Input rows
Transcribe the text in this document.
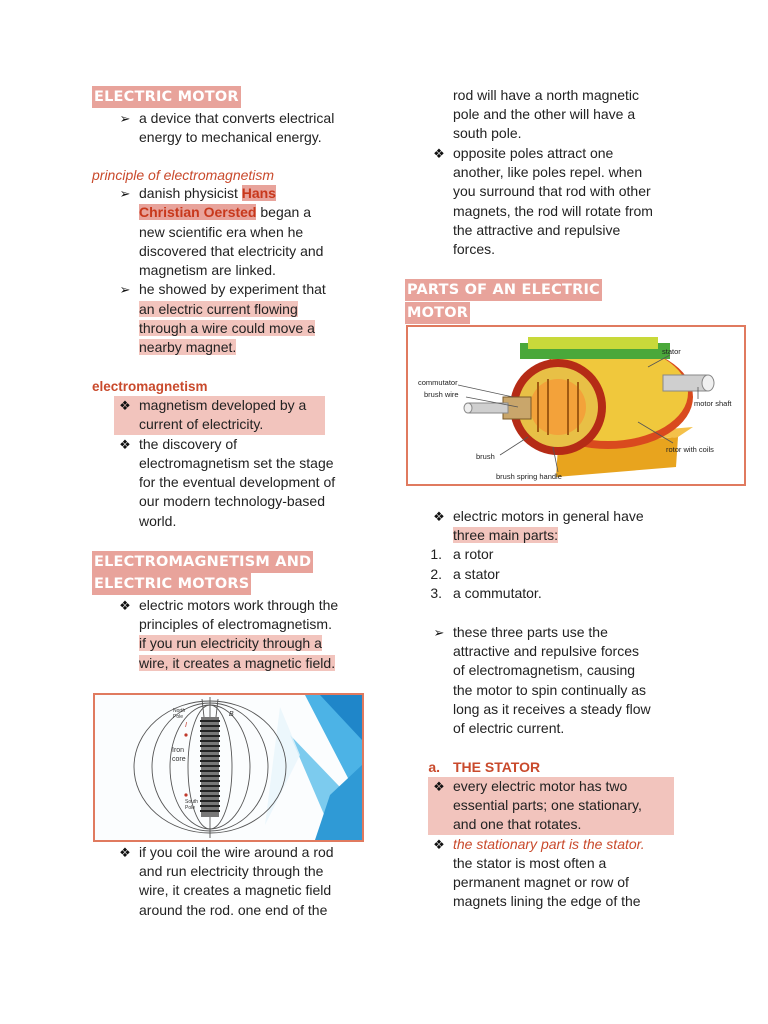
ELECTRIC MOTOR
➢ a device that converts electrical
energy to mechanical energy.
principle of electromagnetism
➢ danish physicist Hans
Christian Oersted began a
new scientific era when he
discovered that electricity and
magnetism are linked.
➢ he showed by experiment that
an electric current flowing
through a wire could move a
nearby magnet.
electromagnetism
❖ magnetism developed by a
current of electricity.
❖ the discovery of
electromagnetism set the stage
for the eventual development of
our modern technology-based
world.
ELECTROMAGNETISM AND
ELECTRIC MOTORS
❖ electric motors work through the
principles of electromagnetism.
if you run electricity through a
wire, it creates a magnetic field.
North Pole	B
I
Iron
core
South Pole
❖ if you coil the wire around a rod
and run electricity through the
wire, it creates a magnetic field
around the rod. one end of the
rod will have a north magnetic
pole and the other will have a
south pole.
❖ opposite poles attract one
another, like poles repel. when
you surround that rod with other
magnets, the rod will rotate from
the attractive and repulsive
forces.
PARTS OF AN ELECTRIC
MOTOR
stator
commutator
brush wire
motor shaft
rotor with coils
brush
brush spring handle
❖ electric motors in general have
three main parts:
1. a rotor
2. a stator
3. a commutator.
➢ these three parts use the
attractive and repulsive forces
of electromagnetism, causing
the motor to spin continually as
long as it receives a steady flow
of electric current.
a. THE STATOR
❖ every electric motor has two
essential parts; one stationary,
and one that rotates.
❖ the stationary part is the stator.
the stator is most often a
permanent magnet or row of
magnets lining the edge of the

Stated task
Without the pictures, repeat the listing above exactly.

Final result
Transcribe the text in this document.
ELECTRIC MOTOR
➢ a device that converts electrical
energy to mechanical energy.
principle of electromagnetism
➢ danish physicist Hans
Christian Oersted began a
new scientific era when he
discovered that electricity and
magnetism are linked.
➢ he showed by experiment that
an electric current flowing
through a wire could move a
nearby magnet.
electromagnetism
❖ magnetism developed by a
current of electricity.
❖ the discovery of
electromagnetism set the stage
for the eventual development of
our modern technology-based
world.
ELECTROMAGNETISM AND
ELECTRIC MOTORS
❖ electric motors work through the
principles of electromagnetism.
if you run electricity through a
wire, it creates a magnetic field.
North Pole	B
I
Iron
core
South Pole
❖ if you coil the wire around a rod
and run electricity through the
wire, it creates a magnetic field
around the rod. one end of the
rod will have a north magnetic
pole and the other will have a
south pole.
❖ opposite poles attract one
another, like poles repel. when
you surround that rod with other
magnets, the rod will rotate from
the attractive and repulsive
forces.
PARTS OF AN ELECTRIC
MOTOR
stator
commutator
brush wire
motor shaft
rotor with coils
brush
brush spring handle
❖ electric motors in general have
three main parts:
1. a rotor
2. a stator
3. a commutator.
➢ these three parts use the
attractive and repulsive forces
of electromagnetism, causing
the motor to spin continually as
long as it receives a steady flow
of electric current.
a. THE STATOR
❖ every electric motor has two
essential parts; one stationary,
and one that rotates.
❖ the stationary part is the stator.
the stator is most often a
permanent magnet or row of
magnets lining the edge of the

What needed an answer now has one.